◆ Written request ◆
How many of the lines that follow contain the word "interest"? Give only the number.

#### Data supplied ####

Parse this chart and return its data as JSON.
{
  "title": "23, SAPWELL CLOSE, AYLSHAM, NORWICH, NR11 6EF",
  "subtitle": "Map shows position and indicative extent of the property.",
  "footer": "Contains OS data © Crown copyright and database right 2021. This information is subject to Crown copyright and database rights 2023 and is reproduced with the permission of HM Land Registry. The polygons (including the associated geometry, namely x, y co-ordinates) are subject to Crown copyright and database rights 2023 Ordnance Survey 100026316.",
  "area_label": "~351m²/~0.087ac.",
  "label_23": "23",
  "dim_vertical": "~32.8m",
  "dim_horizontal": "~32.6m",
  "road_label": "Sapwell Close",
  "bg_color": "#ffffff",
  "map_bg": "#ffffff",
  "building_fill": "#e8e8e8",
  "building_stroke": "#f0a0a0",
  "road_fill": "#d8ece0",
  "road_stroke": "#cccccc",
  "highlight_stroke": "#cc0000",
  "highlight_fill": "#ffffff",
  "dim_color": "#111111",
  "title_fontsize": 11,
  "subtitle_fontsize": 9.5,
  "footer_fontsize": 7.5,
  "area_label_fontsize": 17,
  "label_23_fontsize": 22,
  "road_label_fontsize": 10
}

####
#### Data supplied ####

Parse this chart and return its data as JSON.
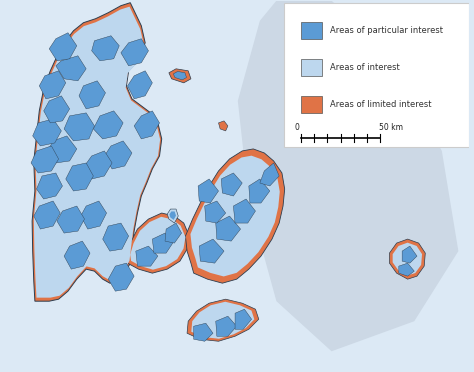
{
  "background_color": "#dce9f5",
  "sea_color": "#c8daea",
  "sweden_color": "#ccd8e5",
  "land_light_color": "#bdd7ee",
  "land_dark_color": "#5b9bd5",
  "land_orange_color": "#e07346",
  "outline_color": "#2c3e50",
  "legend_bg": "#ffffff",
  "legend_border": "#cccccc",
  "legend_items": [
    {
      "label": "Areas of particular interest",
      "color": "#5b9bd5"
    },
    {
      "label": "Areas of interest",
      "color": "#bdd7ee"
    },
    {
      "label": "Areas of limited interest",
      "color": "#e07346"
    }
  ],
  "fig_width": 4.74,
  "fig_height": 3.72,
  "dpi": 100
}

####

◆ Solved problem ◆
3